§ TASK DATA:
---

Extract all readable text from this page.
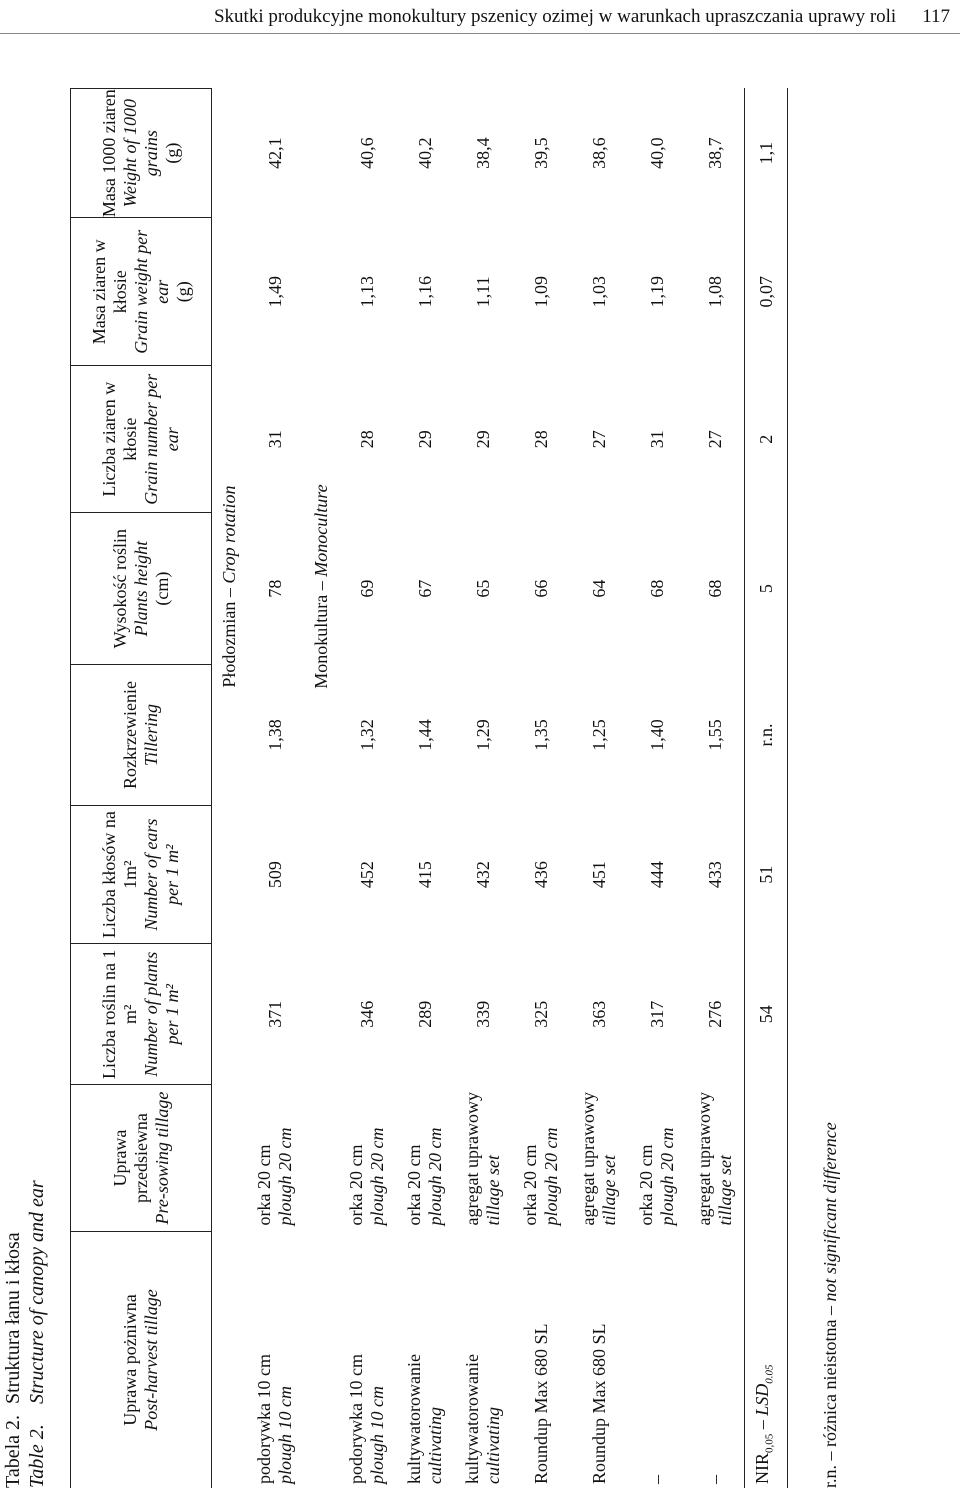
Skutki produkcyjne monokultury pszenicy ozimej w warunkach upraszczania uprawy roli 117
Tabela 2.Struktura łanu i kłosa
Table 2.Structure of canopy and ear	Uprawa pożniwna
Post-harvest tillage	Uprawa przedsiewna
Pre-sowing tillage	Liczba roślin na 1 m²
Number of plants per 1 m²	Liczba kłosów na 1m²
Number of ears per 1 m²	Rozkrzewienie
Tillering	Wysokość roślin
Plants height
(cm)	Liczba ziaren w kłosie
Grain number per ear	Masa ziaren w kłosie
Grain weight per ear
(g)	Masa 1000 ziaren
Weight of 1000 grains
(g)
		Płodozmian – Crop rotation						
podorywka 10 cm
plough 10 cm	orka 20 cm
plough 20 cm	371	509	1,38	78	31	1,49	42,1
		Monokultura – Monoculture						
podorywka 10 cm
plough 10 cm	orka 20 cm
plough 20 cm	346	452	1,32	69	28	1,13	40,6
kultywatorowanie
cultivating	orka 20 cm
plough 20 cm	289	415	1,44	67	29	1,16	40,2
kultywatorowanie
cultivating	agregat uprawowy
tillage set	339	432	1,29	65	29	1,11	38,4
Roundup Max 680 SL	orka 20 cm
plough 20 cm	325	436	1,35	66	28	1,09	39,5
Roundup Max 680 SL	agregat uprawowy
tillage set	363	451	1,25	64	27	1,03	38,6
–	orka 20 cm
plough 20 cm	317	444	1,40	68	31	1,19	40,0
–	agregat uprawowy
tillage set	276	433	1,55	68	27	1,08	38,7
$NIR_{0,05} - LSD_{0.05}$		54	51	r.n.	5	2	0,07	1,1
r.n. – różnica nieistotna – not significant difference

---

§ WHAT YOU NEED TO DO:
Only a number is wanted: how many lines contain "uprawowy"?

§ CORRECT OUTPUT:
3